• Stated task: Extract the full listing below without altering a single character.

• Records provided:

========================================================================

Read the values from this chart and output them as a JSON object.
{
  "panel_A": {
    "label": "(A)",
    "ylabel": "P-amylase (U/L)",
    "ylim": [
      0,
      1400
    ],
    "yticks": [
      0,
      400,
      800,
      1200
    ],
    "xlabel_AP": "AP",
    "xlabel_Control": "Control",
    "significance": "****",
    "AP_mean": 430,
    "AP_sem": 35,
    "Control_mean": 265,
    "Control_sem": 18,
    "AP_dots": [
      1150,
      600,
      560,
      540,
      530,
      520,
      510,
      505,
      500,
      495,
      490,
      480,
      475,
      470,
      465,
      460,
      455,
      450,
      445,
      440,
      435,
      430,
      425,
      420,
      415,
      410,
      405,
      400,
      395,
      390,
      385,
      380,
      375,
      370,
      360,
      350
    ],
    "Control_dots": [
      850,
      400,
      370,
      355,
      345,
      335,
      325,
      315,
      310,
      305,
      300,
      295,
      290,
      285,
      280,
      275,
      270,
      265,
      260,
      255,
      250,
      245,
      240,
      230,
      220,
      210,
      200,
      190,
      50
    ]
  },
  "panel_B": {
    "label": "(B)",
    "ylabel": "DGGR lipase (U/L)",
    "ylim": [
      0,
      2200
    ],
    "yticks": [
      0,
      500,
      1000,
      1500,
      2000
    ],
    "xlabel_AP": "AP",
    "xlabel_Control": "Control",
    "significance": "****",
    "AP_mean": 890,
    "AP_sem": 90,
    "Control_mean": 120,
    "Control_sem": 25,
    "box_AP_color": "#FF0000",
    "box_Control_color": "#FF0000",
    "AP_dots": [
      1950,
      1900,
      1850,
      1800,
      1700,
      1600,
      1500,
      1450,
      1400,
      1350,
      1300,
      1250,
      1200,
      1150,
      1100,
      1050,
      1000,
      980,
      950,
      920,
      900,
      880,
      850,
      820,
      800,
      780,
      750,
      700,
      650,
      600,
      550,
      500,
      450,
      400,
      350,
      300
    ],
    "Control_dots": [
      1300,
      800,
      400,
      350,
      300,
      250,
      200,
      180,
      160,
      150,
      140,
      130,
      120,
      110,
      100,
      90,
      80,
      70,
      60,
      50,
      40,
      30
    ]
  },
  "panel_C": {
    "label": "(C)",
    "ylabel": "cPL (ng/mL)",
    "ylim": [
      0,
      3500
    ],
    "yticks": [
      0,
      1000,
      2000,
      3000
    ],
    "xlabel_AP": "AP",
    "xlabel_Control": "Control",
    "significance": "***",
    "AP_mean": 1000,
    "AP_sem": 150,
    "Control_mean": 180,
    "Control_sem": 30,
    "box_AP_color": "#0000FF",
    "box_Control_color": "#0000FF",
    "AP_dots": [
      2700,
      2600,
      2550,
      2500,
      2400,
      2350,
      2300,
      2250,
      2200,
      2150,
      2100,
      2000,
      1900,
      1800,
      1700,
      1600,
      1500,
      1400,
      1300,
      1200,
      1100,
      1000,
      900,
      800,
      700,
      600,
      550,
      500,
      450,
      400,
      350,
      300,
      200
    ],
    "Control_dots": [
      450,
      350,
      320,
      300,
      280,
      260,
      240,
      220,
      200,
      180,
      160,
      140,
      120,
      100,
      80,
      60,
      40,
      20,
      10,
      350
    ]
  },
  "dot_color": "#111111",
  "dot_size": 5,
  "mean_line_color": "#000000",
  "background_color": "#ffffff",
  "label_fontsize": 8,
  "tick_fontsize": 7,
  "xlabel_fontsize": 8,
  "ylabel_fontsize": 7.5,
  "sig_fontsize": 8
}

========================================================================

• Solution below:
Read the values from this chart and output them as a JSON object.
{
  "panel_A": {
    "label": "(A)",
    "ylabel": "P-amylase (U/L)",
    "ylim": [
      0,
      1400
    ],
    "yticks": [
      0,
      400,
      800,
      1200
    ],
    "xlabel_AP": "AP",
    "xlabel_Control": "Control",
    "significance": "****",
    "AP_mean": 430,
    "AP_sem": 35,
    "Control_mean": 265,
    "Control_sem": 18,
    "AP_dots": [
      1150,
      600,
      560,
      540,
      530,
      520,
      510,
      505,
      500,
      495,
      490,
      480,
      475,
      470,
      465,
      460,
      455,
      450,
      445,
      440,
      435,
      430,
      425,
      420,
      415,
      410,
      405,
      400,
      395,
      390,
      385,
      380,
      375,
      370,
      360,
      350
    ],
    "Control_dots": [
      850,
      400,
      370,
      355,
      345,
      335,
      325,
      315,
      310,
      305,
      300,
      295,
      290,
      285,
      280,
      275,
      270,
      265,
      260,
      255,
      250,
      245,
      240,
      230,
      220,
      210,
      200,
      190,
      50
    ]
  },
  "panel_B": {
    "label": "(B)",
    "ylabel": "DGGR lipase (U/L)",
    "ylim": [
      0,
      2200
    ],
    "yticks": [
      0,
      500,
      1000,
      1500,
      2000
    ],
    "xlabel_AP": "AP",
    "xlabel_Control": "Control",
    "significance": "****",
    "AP_mean": 890,
    "AP_sem": 90,
    "Control_mean": 120,
    "Control_sem": 25,
    "box_AP_color": "#FF0000",
    "box_Control_color": "#FF0000",
    "AP_dots": [
      1950,
      1900,
      1850,
      1800,
      1700,
      1600,
      1500,
      1450,
      1400,
      1350,
      1300,
      1250,
      1200,
      1150,
      1100,
      1050,
      1000,
      980,
      950,
      920,
      900,
      880,
      850,
      820,
      800,
      780,
      750,
      700,
      650,
      600,
      550,
      500,
      450,
      400,
      350,
      300
    ],
    "Control_dots": [
      1300,
      800,
      400,
      350,
      300,
      250,
      200,
      180,
      160,
      150,
      140,
      130,
      120,
      110,
      100,
      90,
      80,
      70,
      60,
      50,
      40,
      30
    ]
  },
  "panel_C": {
    "label": "(C)",
    "ylabel": "cPL (ng/mL)",
    "ylim": [
      0,
      3500
    ],
    "yticks": [
      0,
      1000,
      2000,
      3000
    ],
    "xlabel_AP": "AP",
    "xlabel_Control": "Control",
    "significance": "***",
    "AP_mean": 1000,
    "AP_sem": 150,
    "Control_mean": 180,
    "Control_sem": 30,
    "box_AP_color": "#0000FF",
    "box_Control_color": "#0000FF",
    "AP_dots": [
      2700,
      2600,
      2550,
      2500,
      2400,
      2350,
      2300,
      2250,
      2200,
      2150,
      2100,
      2000,
      1900,
      1800,
      1700,
      1600,
      1500,
      1400,
      1300,
      1200,
      1100,
      1000,
      900,
      800,
      700,
      600,
      550,
      500,
      450,
      400,
      350,
      300,
      200
    ],
    "Control_dots": [
      450,
      350,
      320,
      300,
      280,
      260,
      240,
      220,
      200,
      180,
      160,
      140,
      120,
      100,
      80,
      60,
      40,
      20,
      10,
      350
    ]
  },
  "dot_color": "#111111",
  "dot_size": 5,
  "mean_line_color": "#000000",
  "background_color": "#ffffff",
  "label_fontsize": 8,
  "tick_fontsize": 7,
  "xlabel_fontsize": 8,
  "ylabel_fontsize": 7.5,
  "sig_fontsize": 8
}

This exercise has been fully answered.